Task details: Copy out each line of the material below with no changes.

────────────────────

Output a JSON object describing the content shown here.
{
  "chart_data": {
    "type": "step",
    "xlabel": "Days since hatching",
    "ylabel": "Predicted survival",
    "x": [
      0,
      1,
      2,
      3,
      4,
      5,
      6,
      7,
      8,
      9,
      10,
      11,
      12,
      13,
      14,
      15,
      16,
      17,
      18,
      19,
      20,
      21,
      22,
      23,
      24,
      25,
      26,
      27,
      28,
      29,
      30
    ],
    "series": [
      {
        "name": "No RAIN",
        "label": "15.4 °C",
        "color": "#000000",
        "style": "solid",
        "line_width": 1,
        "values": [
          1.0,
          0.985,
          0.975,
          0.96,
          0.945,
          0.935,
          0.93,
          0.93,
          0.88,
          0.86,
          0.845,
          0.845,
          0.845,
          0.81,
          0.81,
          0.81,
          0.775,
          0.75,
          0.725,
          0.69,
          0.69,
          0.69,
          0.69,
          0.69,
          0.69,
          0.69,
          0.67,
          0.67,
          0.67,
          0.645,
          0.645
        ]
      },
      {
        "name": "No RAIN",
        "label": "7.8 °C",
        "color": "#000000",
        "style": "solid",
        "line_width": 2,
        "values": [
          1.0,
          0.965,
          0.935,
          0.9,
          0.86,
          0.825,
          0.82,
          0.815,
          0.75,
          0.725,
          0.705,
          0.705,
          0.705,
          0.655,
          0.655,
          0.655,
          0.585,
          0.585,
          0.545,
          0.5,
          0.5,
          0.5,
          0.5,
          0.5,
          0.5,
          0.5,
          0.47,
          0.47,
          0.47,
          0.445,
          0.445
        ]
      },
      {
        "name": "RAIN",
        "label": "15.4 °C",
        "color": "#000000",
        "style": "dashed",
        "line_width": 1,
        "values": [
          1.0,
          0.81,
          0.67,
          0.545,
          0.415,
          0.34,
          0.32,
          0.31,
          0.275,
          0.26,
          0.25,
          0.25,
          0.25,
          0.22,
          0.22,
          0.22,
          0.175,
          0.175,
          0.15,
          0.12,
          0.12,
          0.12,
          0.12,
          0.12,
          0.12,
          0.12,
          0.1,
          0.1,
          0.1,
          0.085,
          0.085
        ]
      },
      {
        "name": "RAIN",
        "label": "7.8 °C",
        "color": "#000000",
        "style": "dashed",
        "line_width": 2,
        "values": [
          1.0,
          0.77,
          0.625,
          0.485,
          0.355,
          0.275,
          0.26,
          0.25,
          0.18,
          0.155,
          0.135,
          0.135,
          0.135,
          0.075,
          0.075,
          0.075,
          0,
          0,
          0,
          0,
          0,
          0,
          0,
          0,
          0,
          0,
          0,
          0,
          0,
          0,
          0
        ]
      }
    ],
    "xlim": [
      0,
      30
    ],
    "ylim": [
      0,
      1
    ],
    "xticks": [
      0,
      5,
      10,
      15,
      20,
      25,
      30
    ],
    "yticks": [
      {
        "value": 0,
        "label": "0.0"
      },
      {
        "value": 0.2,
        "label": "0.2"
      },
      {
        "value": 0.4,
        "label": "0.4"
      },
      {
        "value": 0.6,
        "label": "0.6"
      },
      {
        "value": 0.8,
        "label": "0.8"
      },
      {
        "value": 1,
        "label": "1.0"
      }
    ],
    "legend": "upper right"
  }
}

────────────────────

In response:
Output a JSON object describing the content shown here.
{
  "chart_data": {
    "type": "step",
    "xlabel": "Days since hatching",
    "ylabel": "Predicted survival",
    "x": [
      0,
      1,
      2,
      3,
      4,
      5,
      6,
      7,
      8,
      9,
      10,
      11,
      12,
      13,
      14,
      15,
      16,
      17,
      18,
      19,
      20,
      21,
      22,
      23,
      24,
      25,
      26,
      27,
      28,
      29,
      30
    ],
    "series": [
      {
        "name": "No RAIN",
        "label": "15.4 °C",
        "color": "#000000",
        "style": "solid",
        "line_width": 1,
        "values": [
          1.0,
          0.985,
          0.975,
          0.96,
          0.945,
          0.935,
          0.93,
          0.93,
          0.88,
          0.86,
          0.845,
          0.845,
          0.845,
          0.81,
          0.81,
          0.81,
          0.775,
          0.75,
          0.725,
          0.69,
          0.69,
          0.69,
          0.69,
          0.69,
          0.69,
          0.69,
          0.67,
          0.67,
          0.67,
          0.645,
          0.645
        ]
      },
      {
        "name": "No RAIN",
        "label": "7.8 °C",
        "color": "#000000",
        "style": "solid",
        "line_width": 2,
        "values": [
          1.0,
          0.965,
          0.935,
          0.9,
          0.86,
          0.825,
          0.82,
          0.815,
          0.75,
          0.725,
          0.705,
          0.705,
          0.705,
          0.655,
          0.655,
          0.655,
          0.585,
          0.585,
          0.545,
          0.5,
          0.5,
          0.5,
          0.5,
          0.5,
          0.5,
          0.5,
          0.47,
          0.47,
          0.47,
          0.445,
          0.445
        ]
      },
      {
        "name": "RAIN",
        "label": "15.4 °C",
        "color": "#000000",
        "style": "dashed",
        "line_width": 1,
        "values": [
          1.0,
          0.81,
          0.67,
          0.545,
          0.415,
          0.34,
          0.32,
          0.31,
          0.275,
          0.26,
          0.25,
          0.25,
          0.25,
          0.22,
          0.22,
          0.22,
          0.175,
          0.175,
          0.15,
          0.12,
          0.12,
          0.12,
          0.12,
          0.12,
          0.12,
          0.12,
          0.1,
          0.1,
          0.1,
          0.085,
          0.085
        ]
      },
      {
        "name": "RAIN",
        "label": "7.8 °C",
        "color": "#000000",
        "style": "dashed",
        "line_width": 2,
        "values": [
          1.0,
          0.77,
          0.625,
          0.485,
          0.355,
          0.275,
          0.26,
          0.25,
          0.18,
          0.155,
          0.135,
          0.135,
          0.135,
          0.075,
          0.075,
          0.075,
          0,
          0,
          0,
          0,
          0,
          0,
          0,
          0,
          0,
          0,
          0,
          0,
          0,
          0,
          0
        ]
      }
    ],
    "xlim": [
      0,
      30
    ],
    "ylim": [
      0,
      1
    ],
    "xticks": [
      0,
      5,
      10,
      15,
      20,
      25,
      30
    ],
    "yticks": [
      {
        "value": 0,
        "label": "0.0"
      },
      {
        "value": 0.2,
        "label": "0.2"
      },
      {
        "value": 0.4,
        "label": "0.4"
      },
      {
        "value": 0.6,
        "label": "0.6"
      },
      {
        "value": 0.8,
        "label": "0.8"
      },
      {
        "value": 1,
        "label": "1.0"
      }
    ],
    "legend": "upper right"
  }
}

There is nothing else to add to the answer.